» **Instructions for the task**:
Set the listing down unchanged, minus every embedded image.
— Start Material shown —
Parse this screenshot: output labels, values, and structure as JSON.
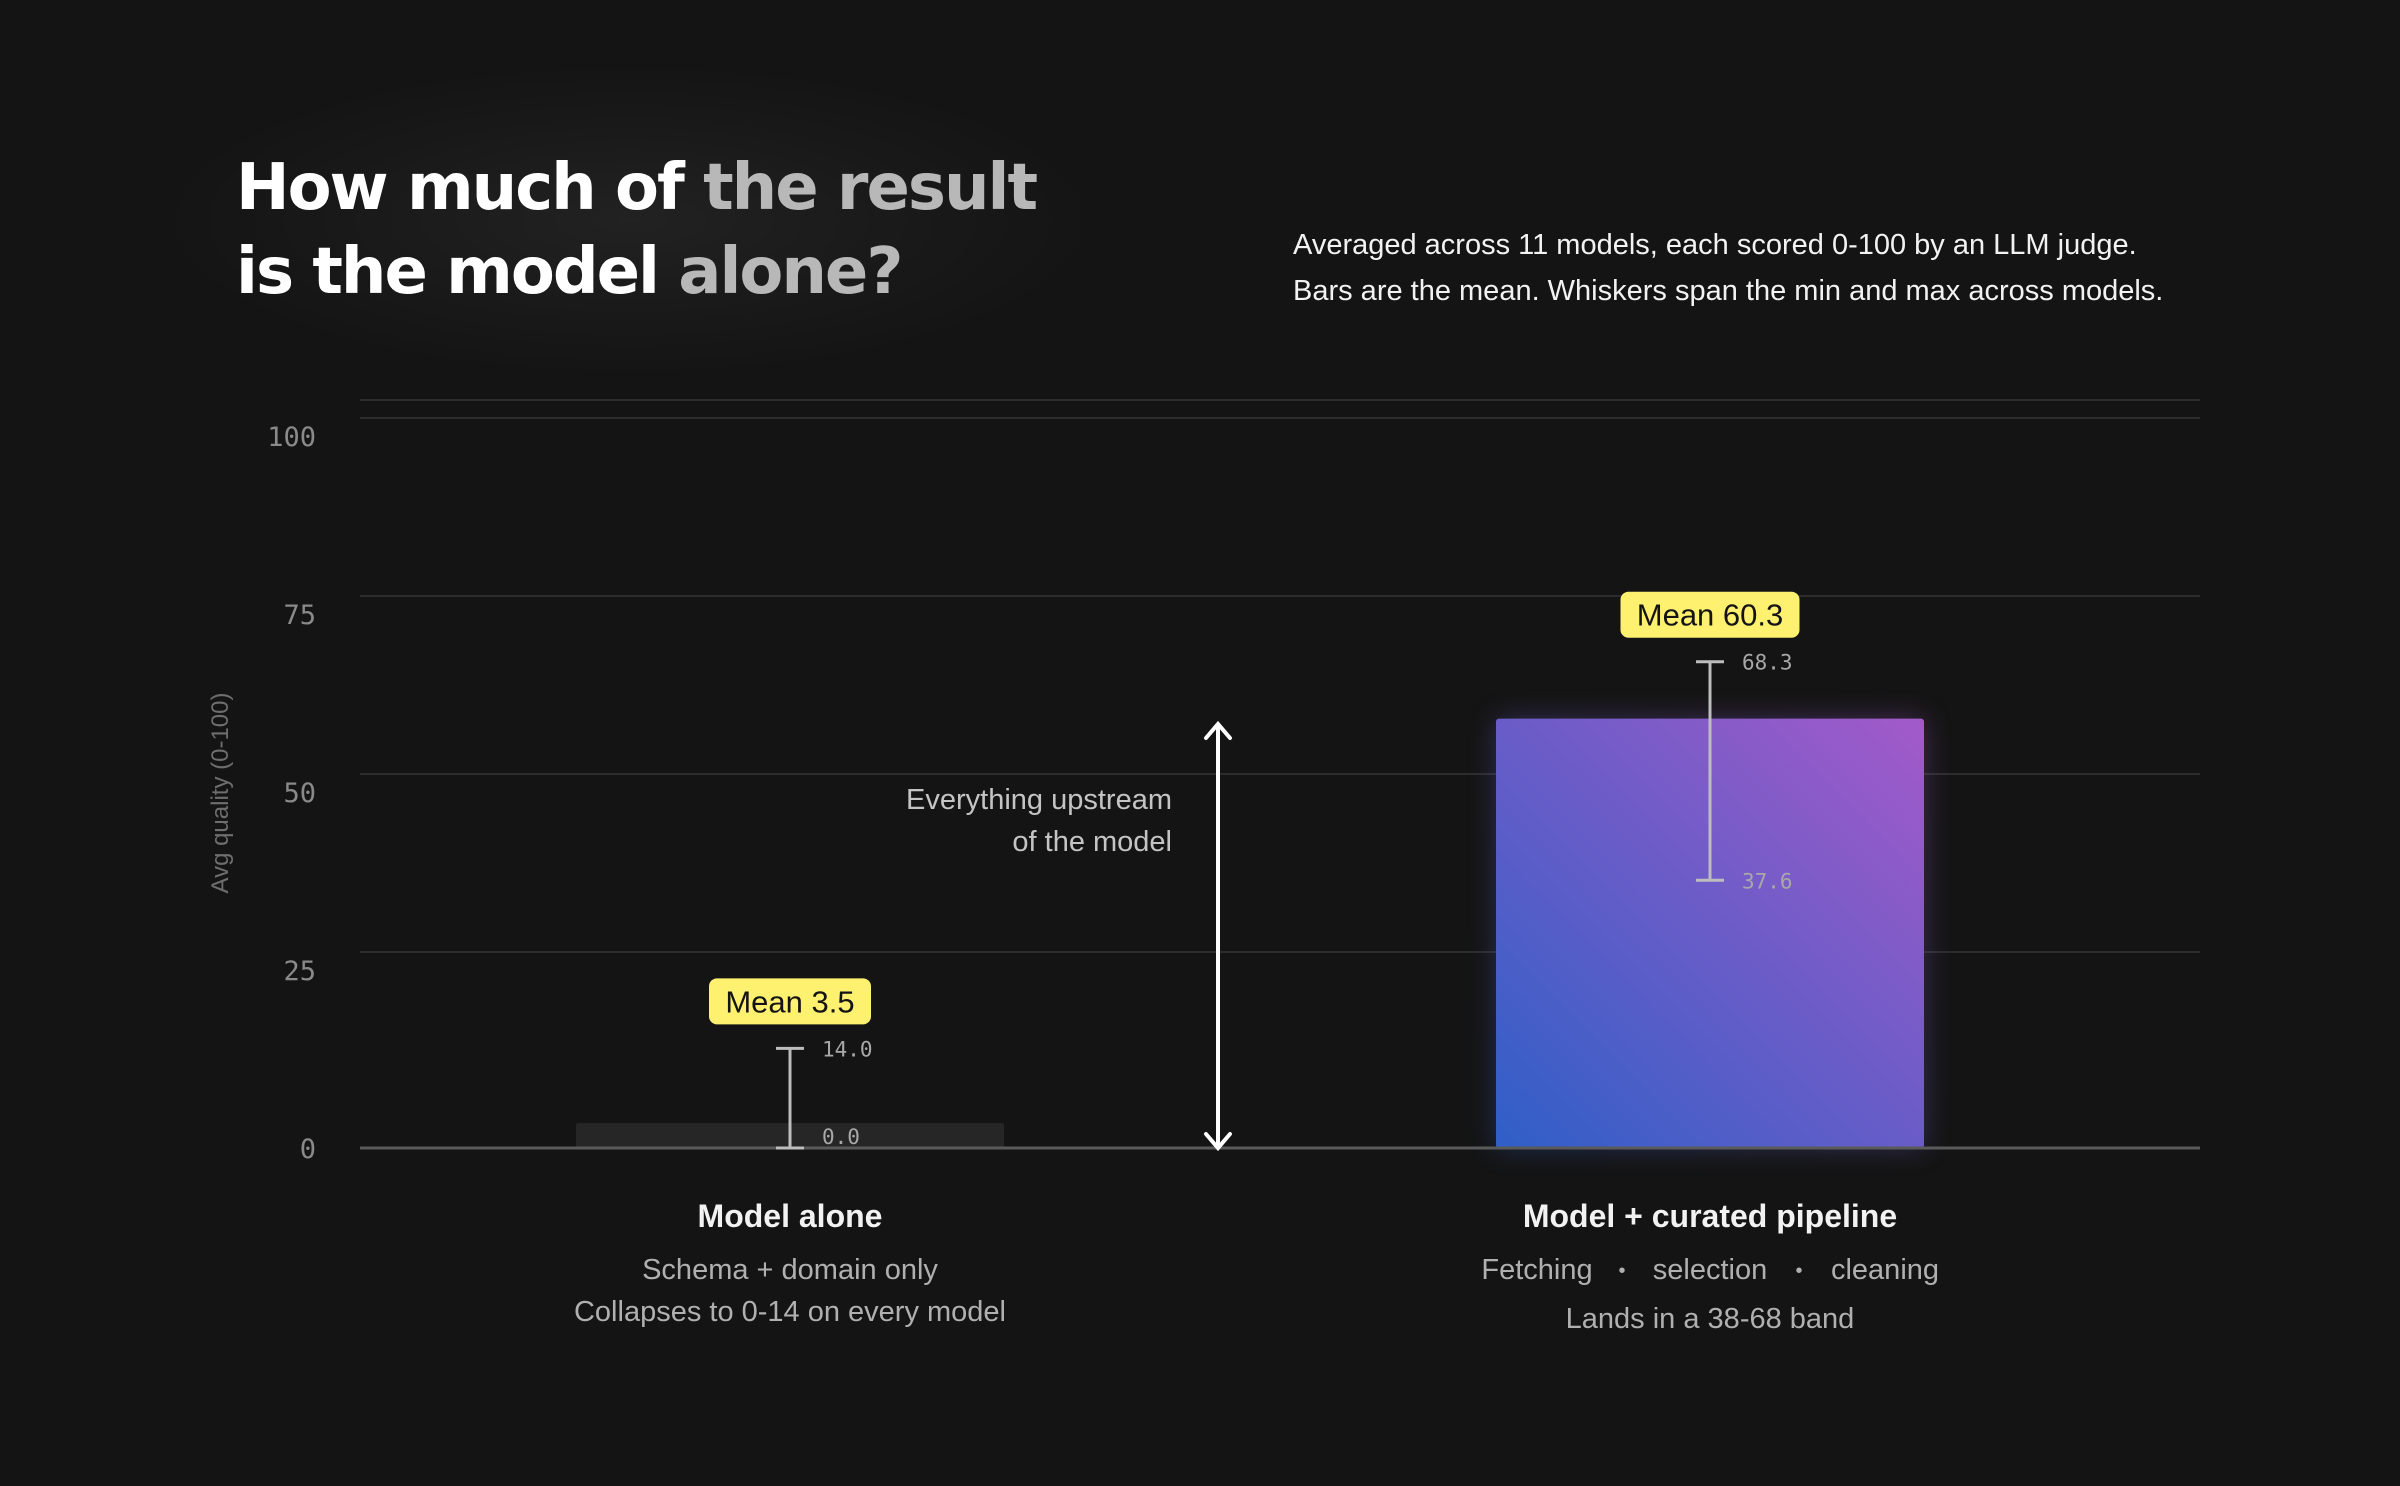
{
  "title": {
    "line1_a": "How much of",
    "line1_b": " the result",
    "line2_a": "is the model",
    "line2_b": " alone?"
  },
  "subtitle": {
    "line1": "Averaged across 11 models, each scored 0-100 by an LLM judge.",
    "line2": "Bars are the mean. Whiskers span the min and max across models."
  },
  "chart_data": {
    "type": "bar",
    "ylabel": "Avg quality (0-100)",
    "ylim": [
      0,
      100
    ],
    "yticks": [
      0,
      25,
      50,
      75,
      100
    ],
    "grid": true,
    "categories": [
      {
        "name": "Model alone",
        "caption_lines": [
          "Schema + domain only",
          "Collapses to 0-14 on every model"
        ],
        "mean": 3.5,
        "mean_label": "Mean 3.5",
        "min": 0.0,
        "min_label": "0.0",
        "max": 14.0,
        "max_label": "14.0",
        "bar_color": "#262626"
      },
      {
        "name": "Model + curated pipeline",
        "caption_items": [
          "Fetching",
          "selection",
          "cleaning"
        ],
        "caption_separator": "•",
        "caption_line2": "Lands in a 38-68 band",
        "mean": 60.3,
        "mean_label": "Mean 60.3",
        "min": 37.6,
        "min_label": "37.6",
        "max": 68.3,
        "max_label": "68.3",
        "bar_gradient": [
          "#2f5fc7",
          "#a35ac9"
        ]
      }
    ],
    "annotation": {
      "lines": [
        "Everything upstream",
        "of the model"
      ]
    }
  },
  "colors": {
    "background": "#141414",
    "badge": "#fff170",
    "badge_text": "#141414",
    "gridline": "#2c2c2c",
    "axis": "#5a5a5a",
    "tick_label": "#8a8a8a",
    "whisker": "#bdbdbd"
  }
}
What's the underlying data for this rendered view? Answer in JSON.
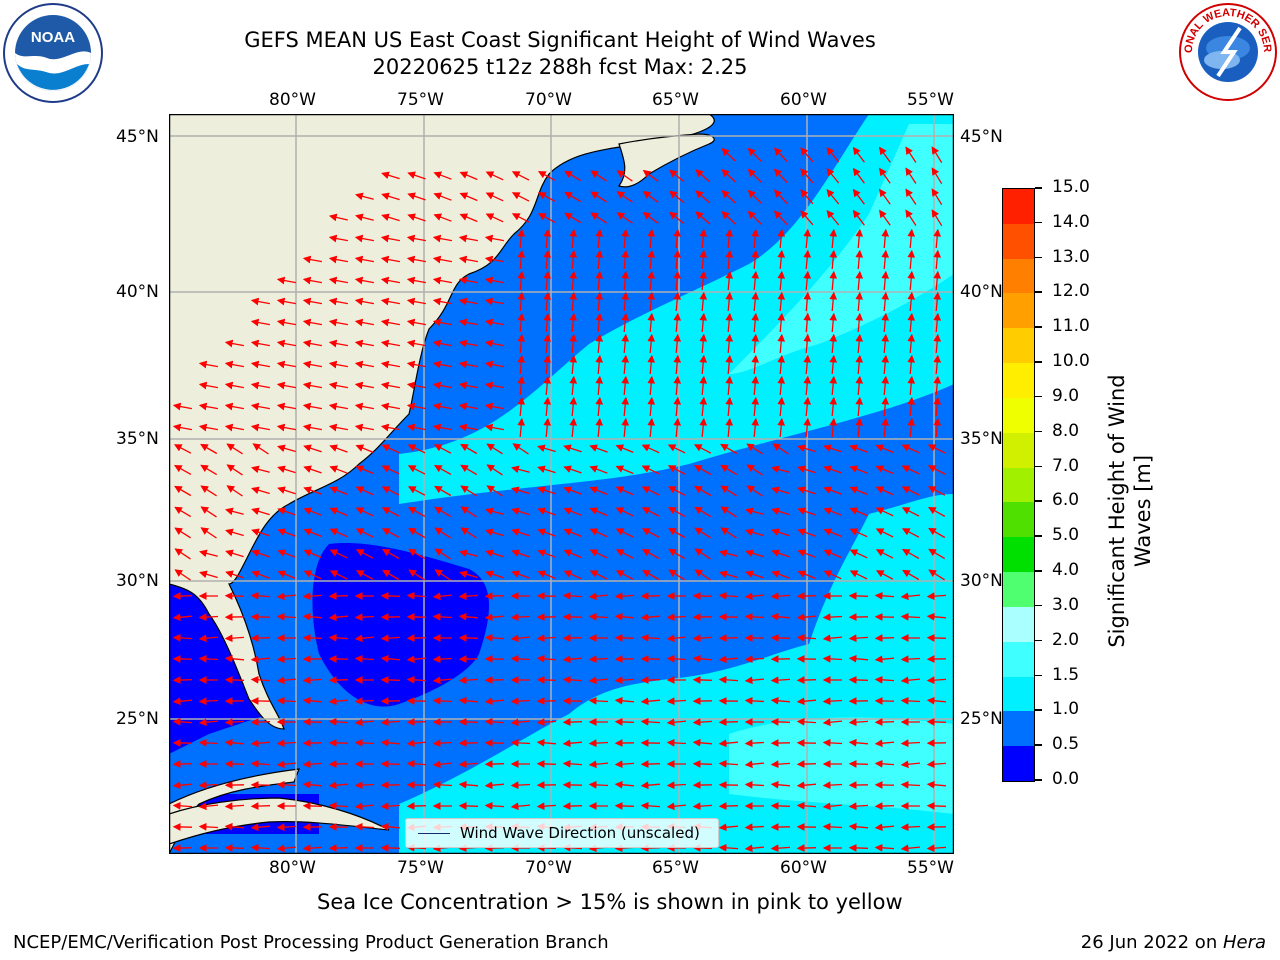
{
  "title": {
    "line1": "GEFS MEAN US East Coast Significant Height of Wind Waves",
    "line2": "20220625 t12z 288h fcst   Max: 2.25"
  },
  "logos": {
    "left": {
      "text": "NOAA",
      "icon": "noaa-logo"
    },
    "right": {
      "text": "NATIONAL WEATHER SERVICE",
      "icon": "nws-logo"
    }
  },
  "map": {
    "lon_labels": [
      "80°W",
      "75°W",
      "70°W",
      "65°W",
      "60°W",
      "55°W"
    ],
    "lat_labels": [
      "45°N",
      "40°N",
      "35°N",
      "30°N",
      "25°N"
    ],
    "legend_label": "Wind Wave Direction (unscaled)",
    "colors": {
      "land": "#eeeedc",
      "arrow": "#ff0000",
      "grid": "#b0b0b0",
      "coast": "#000000"
    }
  },
  "colorbar": {
    "label": "Significant Height of Wind Waves [m]",
    "ticks": [
      "0.0",
      "0.5",
      "1.0",
      "1.5",
      "2.0",
      "3.0",
      "4.0",
      "5.0",
      "6.0",
      "7.0",
      "8.0",
      "9.0",
      "10.0",
      "11.0",
      "12.0",
      "13.0",
      "14.0",
      "15.0"
    ],
    "colors": [
      "#0000ff",
      "#0070ff",
      "#00f0ff",
      "#40ffff",
      "#aaffff",
      "#50ff70",
      "#00e000",
      "#50e000",
      "#a0f000",
      "#d0f000",
      "#f0ff00",
      "#ffee00",
      "#ffcc00",
      "#ffa000",
      "#ff8000",
      "#ff5000",
      "#ff2000"
    ]
  },
  "caption": "Sea Ice Concentration > 15% is shown in pink to yellow",
  "footer": {
    "left": "NCEP/EMC/Verification Post Processing Product Generation Branch",
    "right_prefix": "26 Jun 2022 on ",
    "right_host": "Hera"
  }
}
— End Material shown —
» **Output of the task**:
Parse this screenshot: output labels, values, and structure as JSON.
{
  "title": {
    "line1_a": "How much of",
    "line1_b": " the result",
    "line2_a": "is the model",
    "line2_b": " alone?"
  },
  "subtitle": {
    "line1": "Averaged across 11 models, each scored 0-100 by an LLM judge.",
    "line2": "Bars are the mean. Whiskers span the min and max across models."
  },
  "chart_data": {
    "type": "bar",
    "ylabel": "Avg quality (0-100)",
    "ylim": [
      0,
      100
    ],
    "yticks": [
      0,
      25,
      50,
      75,
      100
    ],
    "grid": true,
    "categories": [
      {
        "name": "Model alone",
        "caption_lines": [
          "Schema + domain only",
          "Collapses to 0-14 on every model"
        ],
        "mean": 3.5,
        "mean_label": "Mean 3.5",
        "min": 0.0,
        "min_label": "0.0",
        "max": 14.0,
        "max_label": "14.0",
        "bar_color": "#262626"
      },
      {
        "name": "Model + curated pipeline",
        "caption_items": [
          "Fetching",
          "selection",
          "cleaning"
        ],
        "caption_separator": "•",
        "caption_line2": "Lands in a 38-68 band",
        "mean": 60.3,
        "mean_label": "Mean 60.3",
        "min": 37.6,
        "min_label": "37.6",
        "max": 68.3,
        "max_label": "68.3",
        "bar_gradient": [
          "#2f5fc7",
          "#a35ac9"
        ]
      }
    ],
    "annotation": {
      "lines": [
        "Everything upstream",
        "of the model"
      ]
    }
  },
  "colors": {
    "background": "#141414",
    "badge": "#fff170",
    "badge_text": "#141414",
    "gridline": "#2c2c2c",
    "axis": "#5a5a5a",
    "tick_label": "#8a8a8a",
    "whisker": "#bdbdbd"
  }
}
What's the underlying data for this rendered view? Answer in JSON.
{
  "title": {
    "line1": "GEFS MEAN US East Coast Significant Height of Wind Waves",
    "line2": "20220625 t12z 288h fcst   Max: 2.25"
  },
  "logos": {
    "left": {
      "text": "NOAA",
      "icon": "noaa-logo"
    },
    "right": {
      "text": "NATIONAL WEATHER SERVICE",
      "icon": "nws-logo"
    }
  },
  "map": {
    "lon_labels": [
      "80°W",
      "75°W",
      "70°W",
      "65°W",
      "60°W",
      "55°W"
    ],
    "lat_labels": [
      "45°N",
      "40°N",
      "35°N",
      "30°N",
      "25°N"
    ],
    "legend_label": "Wind Wave Direction (unscaled)",
    "colors": {
      "land": "#eeeedc",
      "arrow": "#ff0000",
      "grid": "#b0b0b0",
      "coast": "#000000"
    }
  },
  "colorbar": {
    "label": "Significant Height of Wind Waves [m]",
    "ticks": [
      "0.0",
      "0.5",
      "1.0",
      "1.5",
      "2.0",
      "3.0",
      "4.0",
      "5.0",
      "6.0",
      "7.0",
      "8.0",
      "9.0",
      "10.0",
      "11.0",
      "12.0",
      "13.0",
      "14.0",
      "15.0"
    ],
    "colors": [
      "#0000ff",
      "#0070ff",
      "#00f0ff",
      "#40ffff",
      "#aaffff",
      "#50ff70",
      "#00e000",
      "#50e000",
      "#a0f000",
      "#d0f000",
      "#f0ff00",
      "#ffee00",
      "#ffcc00",
      "#ffa000",
      "#ff8000",
      "#ff5000",
      "#ff2000"
    ]
  },
  "caption": "Sea Ice Concentration > 15% is shown in pink to yellow",
  "footer": {
    "left": "NCEP/EMC/Verification Post Processing Product Generation Branch",
    "right_prefix": "26 Jun 2022 on ",
    "right_host": "Hera"
  }
}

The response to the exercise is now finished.